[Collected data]
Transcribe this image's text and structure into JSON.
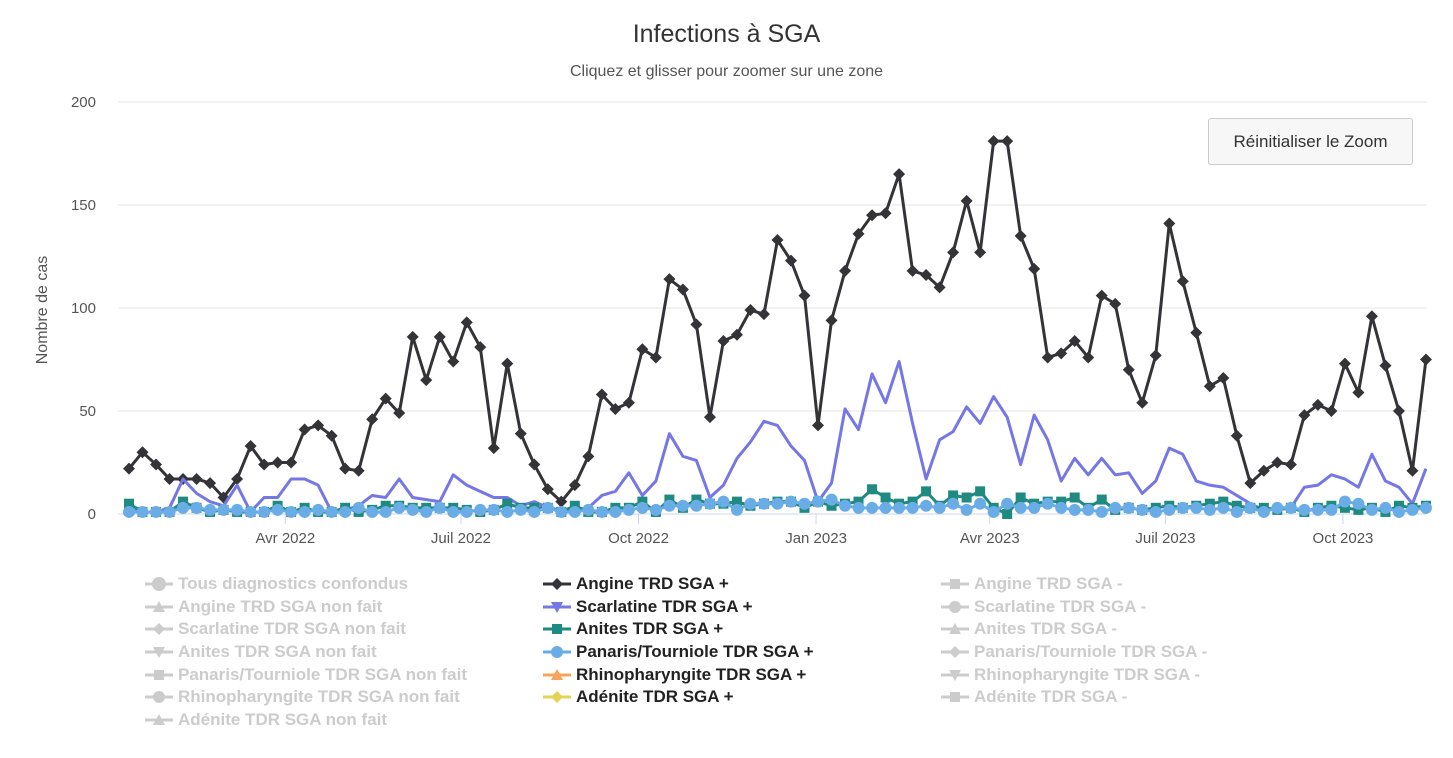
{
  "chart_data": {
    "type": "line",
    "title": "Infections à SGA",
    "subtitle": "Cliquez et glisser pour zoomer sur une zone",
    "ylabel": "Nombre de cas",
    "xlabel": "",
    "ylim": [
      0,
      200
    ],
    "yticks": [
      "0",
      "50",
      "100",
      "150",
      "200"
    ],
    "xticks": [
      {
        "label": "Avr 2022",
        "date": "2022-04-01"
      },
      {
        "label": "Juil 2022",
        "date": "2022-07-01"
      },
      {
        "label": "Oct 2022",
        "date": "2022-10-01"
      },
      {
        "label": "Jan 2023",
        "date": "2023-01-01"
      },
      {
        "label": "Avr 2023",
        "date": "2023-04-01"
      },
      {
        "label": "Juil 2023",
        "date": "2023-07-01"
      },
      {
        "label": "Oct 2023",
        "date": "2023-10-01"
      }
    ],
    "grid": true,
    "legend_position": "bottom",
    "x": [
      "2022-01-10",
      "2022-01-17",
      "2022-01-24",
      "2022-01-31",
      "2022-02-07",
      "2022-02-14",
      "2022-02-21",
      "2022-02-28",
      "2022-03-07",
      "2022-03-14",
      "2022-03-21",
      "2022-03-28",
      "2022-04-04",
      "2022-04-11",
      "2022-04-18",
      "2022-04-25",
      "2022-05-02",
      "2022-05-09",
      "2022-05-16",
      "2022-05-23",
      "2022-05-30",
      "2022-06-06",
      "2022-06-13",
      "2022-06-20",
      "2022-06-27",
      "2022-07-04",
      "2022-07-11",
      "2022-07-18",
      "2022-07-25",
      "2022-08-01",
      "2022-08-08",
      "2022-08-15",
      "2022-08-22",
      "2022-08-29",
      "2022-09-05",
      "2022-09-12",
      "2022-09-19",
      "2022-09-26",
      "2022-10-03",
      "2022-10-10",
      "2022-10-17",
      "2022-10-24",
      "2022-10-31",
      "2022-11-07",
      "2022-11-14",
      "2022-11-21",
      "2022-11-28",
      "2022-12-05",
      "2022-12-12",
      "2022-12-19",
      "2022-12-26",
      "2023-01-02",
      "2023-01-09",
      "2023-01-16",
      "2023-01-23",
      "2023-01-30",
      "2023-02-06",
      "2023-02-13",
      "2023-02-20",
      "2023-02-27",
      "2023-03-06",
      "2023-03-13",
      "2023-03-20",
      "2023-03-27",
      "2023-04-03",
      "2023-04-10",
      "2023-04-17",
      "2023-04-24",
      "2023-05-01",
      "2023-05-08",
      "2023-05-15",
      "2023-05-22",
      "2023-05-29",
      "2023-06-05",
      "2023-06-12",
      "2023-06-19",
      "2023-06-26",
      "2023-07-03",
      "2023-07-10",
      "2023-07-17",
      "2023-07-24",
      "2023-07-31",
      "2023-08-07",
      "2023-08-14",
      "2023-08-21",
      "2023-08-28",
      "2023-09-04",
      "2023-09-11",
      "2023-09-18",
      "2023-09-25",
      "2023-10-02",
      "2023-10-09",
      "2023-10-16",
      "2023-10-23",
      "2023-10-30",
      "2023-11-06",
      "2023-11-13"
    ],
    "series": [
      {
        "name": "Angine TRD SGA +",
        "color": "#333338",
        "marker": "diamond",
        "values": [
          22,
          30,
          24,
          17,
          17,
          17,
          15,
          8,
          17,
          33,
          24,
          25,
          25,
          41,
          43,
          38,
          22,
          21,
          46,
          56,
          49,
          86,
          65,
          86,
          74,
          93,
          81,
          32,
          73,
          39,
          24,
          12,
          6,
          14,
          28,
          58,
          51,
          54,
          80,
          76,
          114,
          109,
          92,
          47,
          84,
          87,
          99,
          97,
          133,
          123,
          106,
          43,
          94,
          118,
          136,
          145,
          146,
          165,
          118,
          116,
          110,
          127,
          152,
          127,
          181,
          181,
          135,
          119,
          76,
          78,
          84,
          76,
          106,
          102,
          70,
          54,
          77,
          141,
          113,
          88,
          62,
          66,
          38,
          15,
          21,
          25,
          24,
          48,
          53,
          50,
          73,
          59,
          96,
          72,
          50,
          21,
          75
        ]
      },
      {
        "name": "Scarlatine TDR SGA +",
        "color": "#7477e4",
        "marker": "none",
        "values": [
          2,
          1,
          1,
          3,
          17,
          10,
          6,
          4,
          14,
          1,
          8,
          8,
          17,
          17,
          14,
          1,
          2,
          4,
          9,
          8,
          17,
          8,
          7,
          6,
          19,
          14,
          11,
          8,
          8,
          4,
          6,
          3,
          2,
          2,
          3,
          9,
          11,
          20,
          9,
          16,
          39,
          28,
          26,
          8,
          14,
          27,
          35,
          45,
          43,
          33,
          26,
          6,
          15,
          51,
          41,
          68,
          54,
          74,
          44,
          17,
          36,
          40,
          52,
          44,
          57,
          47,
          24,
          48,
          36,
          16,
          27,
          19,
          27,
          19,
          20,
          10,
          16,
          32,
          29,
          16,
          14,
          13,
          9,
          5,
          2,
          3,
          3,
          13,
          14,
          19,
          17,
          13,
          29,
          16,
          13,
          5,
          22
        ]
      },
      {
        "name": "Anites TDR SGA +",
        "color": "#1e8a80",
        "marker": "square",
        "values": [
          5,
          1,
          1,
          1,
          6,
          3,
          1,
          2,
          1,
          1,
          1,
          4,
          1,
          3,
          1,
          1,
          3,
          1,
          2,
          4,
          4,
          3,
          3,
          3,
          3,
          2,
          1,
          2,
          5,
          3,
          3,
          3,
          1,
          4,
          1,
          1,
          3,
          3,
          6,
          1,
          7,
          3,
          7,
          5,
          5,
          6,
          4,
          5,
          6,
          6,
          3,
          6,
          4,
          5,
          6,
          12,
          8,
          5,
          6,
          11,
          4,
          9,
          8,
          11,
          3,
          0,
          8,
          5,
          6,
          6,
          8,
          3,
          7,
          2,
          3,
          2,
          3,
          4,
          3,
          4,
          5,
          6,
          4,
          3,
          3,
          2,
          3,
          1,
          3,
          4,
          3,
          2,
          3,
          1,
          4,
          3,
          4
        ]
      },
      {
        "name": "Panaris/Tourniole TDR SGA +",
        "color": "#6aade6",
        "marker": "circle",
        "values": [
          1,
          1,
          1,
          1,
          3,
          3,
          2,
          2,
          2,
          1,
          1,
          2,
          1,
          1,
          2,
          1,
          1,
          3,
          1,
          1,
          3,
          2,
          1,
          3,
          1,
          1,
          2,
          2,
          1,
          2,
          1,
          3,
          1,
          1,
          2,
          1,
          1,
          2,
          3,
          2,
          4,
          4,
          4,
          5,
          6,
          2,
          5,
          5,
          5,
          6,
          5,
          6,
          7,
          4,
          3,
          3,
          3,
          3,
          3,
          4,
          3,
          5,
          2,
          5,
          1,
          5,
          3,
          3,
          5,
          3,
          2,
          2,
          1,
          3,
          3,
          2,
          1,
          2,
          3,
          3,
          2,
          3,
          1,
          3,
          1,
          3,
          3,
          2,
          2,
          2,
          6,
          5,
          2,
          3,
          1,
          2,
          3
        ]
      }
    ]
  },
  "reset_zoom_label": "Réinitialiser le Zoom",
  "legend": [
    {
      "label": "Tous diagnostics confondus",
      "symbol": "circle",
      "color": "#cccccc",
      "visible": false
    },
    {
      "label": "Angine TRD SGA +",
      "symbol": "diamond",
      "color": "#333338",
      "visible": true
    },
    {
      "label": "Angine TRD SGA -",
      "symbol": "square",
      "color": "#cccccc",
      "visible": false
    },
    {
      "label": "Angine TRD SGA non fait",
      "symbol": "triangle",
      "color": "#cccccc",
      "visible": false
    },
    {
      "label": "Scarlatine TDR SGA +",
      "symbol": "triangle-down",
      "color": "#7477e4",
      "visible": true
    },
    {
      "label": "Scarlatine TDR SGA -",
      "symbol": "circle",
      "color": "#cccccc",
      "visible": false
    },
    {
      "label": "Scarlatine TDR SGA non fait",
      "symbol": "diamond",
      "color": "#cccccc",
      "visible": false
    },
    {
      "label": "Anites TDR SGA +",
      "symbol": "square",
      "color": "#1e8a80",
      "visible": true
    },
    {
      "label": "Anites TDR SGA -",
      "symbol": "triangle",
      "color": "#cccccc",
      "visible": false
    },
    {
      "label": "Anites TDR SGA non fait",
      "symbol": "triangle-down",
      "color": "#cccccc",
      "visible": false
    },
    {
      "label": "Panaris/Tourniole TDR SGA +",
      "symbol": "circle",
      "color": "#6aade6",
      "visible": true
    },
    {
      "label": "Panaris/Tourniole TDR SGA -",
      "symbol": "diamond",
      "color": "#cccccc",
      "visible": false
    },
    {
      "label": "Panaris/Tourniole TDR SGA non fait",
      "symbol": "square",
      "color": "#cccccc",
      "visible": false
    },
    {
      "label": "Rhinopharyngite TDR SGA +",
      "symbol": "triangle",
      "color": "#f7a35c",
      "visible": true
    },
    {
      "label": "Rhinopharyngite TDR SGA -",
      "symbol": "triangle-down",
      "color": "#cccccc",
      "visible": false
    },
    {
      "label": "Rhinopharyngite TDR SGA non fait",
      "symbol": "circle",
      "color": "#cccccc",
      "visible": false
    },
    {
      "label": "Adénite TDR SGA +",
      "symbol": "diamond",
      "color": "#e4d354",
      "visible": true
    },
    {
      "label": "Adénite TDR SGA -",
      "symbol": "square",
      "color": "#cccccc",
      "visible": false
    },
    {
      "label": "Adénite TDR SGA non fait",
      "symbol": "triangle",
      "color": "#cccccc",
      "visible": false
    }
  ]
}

WHAT YOU NEED TO DO. Filter the entries down to the lines with the word "Anites" in them.

EXERCISE RESPONSE.
        "name": "Anites TDR SGA +",
      "label": "Anites TDR SGA +",
      "label": "Anites TDR SGA -",
      "label": "Anites TDR SGA non fait",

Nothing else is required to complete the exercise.